• [Direction] Repeat the material verbatim. Images are excluded from the copy.

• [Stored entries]
** BEGIN **

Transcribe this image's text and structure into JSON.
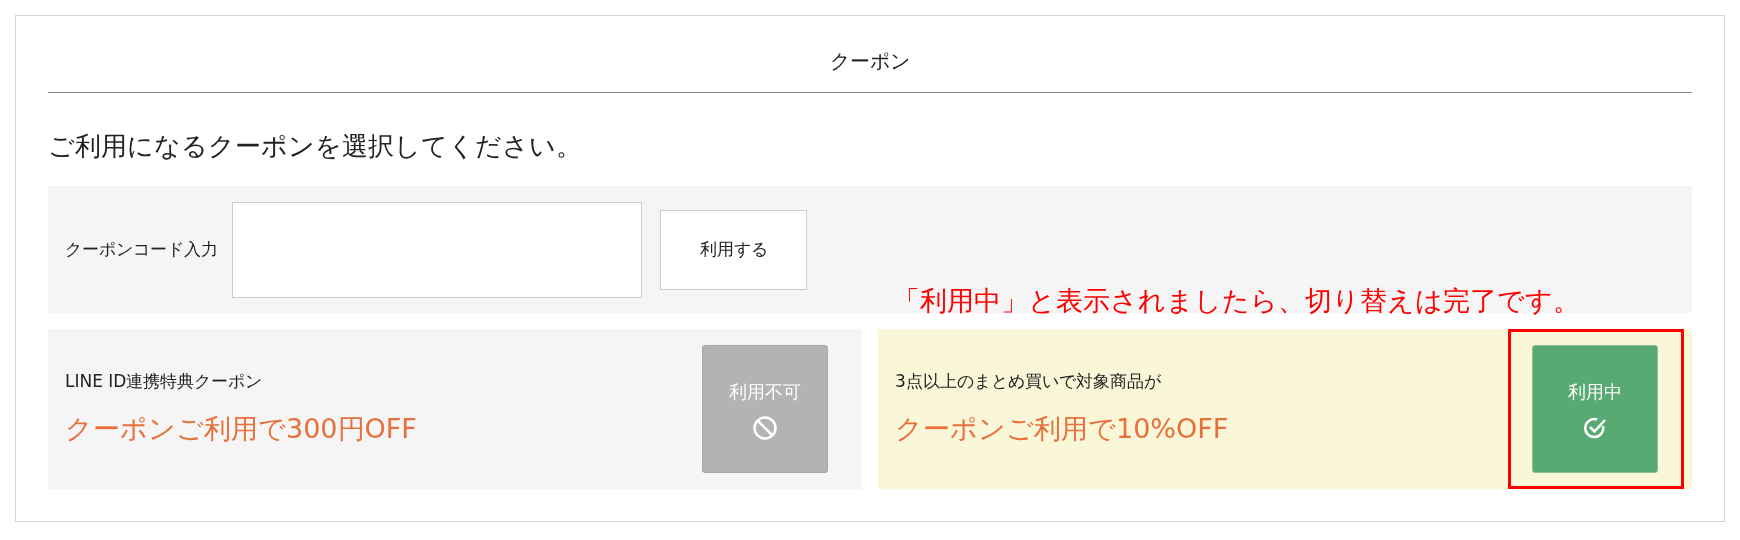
{
  "title": "クーポン",
  "instruction": "ご利用になるクーポンを選択してください。",
  "code_entry": {
    "label": "クーポンコード入力",
    "button": "利用する"
  },
  "annotation": "「利用中」と表示されましたら、切り替えは完了です。",
  "coupons": [
    {
      "name": "LINE ID連携特典クーポン",
      "offer": "クーポンご利用で300円OFF",
      "kind": "unavailable",
      "button": "利用不可",
      "highlighted": false
    },
    {
      "name": "3点以上のまとめ買いで対象商品が",
      "offer": "クーポンご利用で10%OFF",
      "kind": "in_use",
      "button": "利用中",
      "highlighted": true
    }
  ]
}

** END **

• [Reply]
Transcribe this image's text and structure into JSON.
{
  "title": "クーポン",
  "instruction": "ご利用になるクーポンを選択してください。",
  "code_entry": {
    "label": "クーポンコード入力",
    "button": "利用する"
  },
  "annotation": "「利用中」と表示されましたら、切り替えは完了です。",
  "coupons": [
    {
      "name": "LINE ID連携特典クーポン",
      "offer": "クーポンご利用で300円OFF",
      "kind": "unavailable",
      "button": "利用不可",
      "highlighted": false
    },
    {
      "name": "3点以上のまとめ買いで対象商品が",
      "offer": "クーポンご利用で10%OFF",
      "kind": "in_use",
      "button": "利用中",
      "highlighted": true
    }
  ]
}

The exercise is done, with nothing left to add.